Take down each entry exactly as written.
***** Material provided
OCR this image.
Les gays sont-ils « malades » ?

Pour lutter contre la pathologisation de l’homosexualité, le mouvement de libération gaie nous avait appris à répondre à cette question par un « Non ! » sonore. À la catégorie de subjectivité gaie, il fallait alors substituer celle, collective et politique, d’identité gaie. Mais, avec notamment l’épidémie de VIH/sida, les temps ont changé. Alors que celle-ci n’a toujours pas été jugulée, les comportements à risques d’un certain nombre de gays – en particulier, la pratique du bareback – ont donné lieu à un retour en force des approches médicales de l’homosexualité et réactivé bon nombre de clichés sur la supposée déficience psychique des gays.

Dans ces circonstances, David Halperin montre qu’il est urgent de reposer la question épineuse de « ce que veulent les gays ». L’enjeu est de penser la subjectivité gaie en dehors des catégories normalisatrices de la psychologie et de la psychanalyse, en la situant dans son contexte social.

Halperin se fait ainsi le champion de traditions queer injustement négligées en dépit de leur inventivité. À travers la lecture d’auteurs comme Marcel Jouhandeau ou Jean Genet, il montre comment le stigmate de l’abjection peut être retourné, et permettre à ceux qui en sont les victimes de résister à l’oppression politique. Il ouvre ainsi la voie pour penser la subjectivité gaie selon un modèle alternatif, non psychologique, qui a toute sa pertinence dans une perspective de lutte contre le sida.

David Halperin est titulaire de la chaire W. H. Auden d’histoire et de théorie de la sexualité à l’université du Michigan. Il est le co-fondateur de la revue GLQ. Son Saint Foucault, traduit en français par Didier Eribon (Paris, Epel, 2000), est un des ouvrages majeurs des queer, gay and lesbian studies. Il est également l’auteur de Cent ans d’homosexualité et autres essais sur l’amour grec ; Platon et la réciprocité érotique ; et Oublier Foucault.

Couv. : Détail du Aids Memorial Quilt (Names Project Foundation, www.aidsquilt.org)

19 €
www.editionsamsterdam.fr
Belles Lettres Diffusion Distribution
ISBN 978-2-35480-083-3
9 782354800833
**********
= Result of this task =
OCR this image.
Les gays sont-ils « malades » ?

Pour lutter contre la pathologisation de l’homosexualité, le mouvement de libération gaie nous avait appris à répondre à cette question par un « Non ! » sonore. À la catégorie de subjectivité gaie, il fallait alors substituer celle, collective et politique, d’identité gaie. Mais, avec notamment l’épidémie de VIH/sida, les temps ont changé. Alors que celle-ci n’a toujours pas été jugulée, les comportements à risques d’un certain nombre de gays – en particulier, la pratique du bareback – ont donné lieu à un retour en force des approches médicales de l’homosexualité et réactivé bon nombre de clichés sur la supposée déficience psychique des gays.

Dans ces circonstances, David Halperin montre qu’il est urgent de reposer la question épineuse de « ce que veulent les gays ». L’enjeu est de penser la subjectivité gaie en dehors des catégories normalisatrices de la psychologie et de la psychanalyse, en la situant dans son contexte social.

Halperin se fait ainsi le champion de traditions queer injustement négligées en dépit de leur inventivité. À travers la lecture d’auteurs comme Marcel Jouhandeau ou Jean Genet, il montre comment le stigmate de l’abjection peut être retourné, et permettre à ceux qui en sont les victimes de résister à l’oppression politique. Il ouvre ainsi la voie pour penser la subjectivité gaie selon un modèle alternatif, non psychologique, qui a toute sa pertinence dans une perspective de lutte contre le sida.

David Halperin est titulaire de la chaire W. H. Auden d’histoire et de théorie de la sexualité à l’université du Michigan. Il est le co-fondateur de la revue GLQ. Son Saint Foucault, traduit en français par Didier Eribon (Paris, Epel, 2000), est un des ouvrages majeurs des queer, gay and lesbian studies. Il est également l’auteur de Cent ans d’homosexualité et autres essais sur l’amour grec ; Platon et la réciprocité érotique ; et Oublier Foucault.

Couv. : Détail du Aids Memorial Quilt (Names Project Foundation, www.aidsquilt.org)

19 €
www.editionsamsterdam.fr
Belles Lettres Diffusion Distribution
ISBN 978-2-35480-083-3
9 782354800833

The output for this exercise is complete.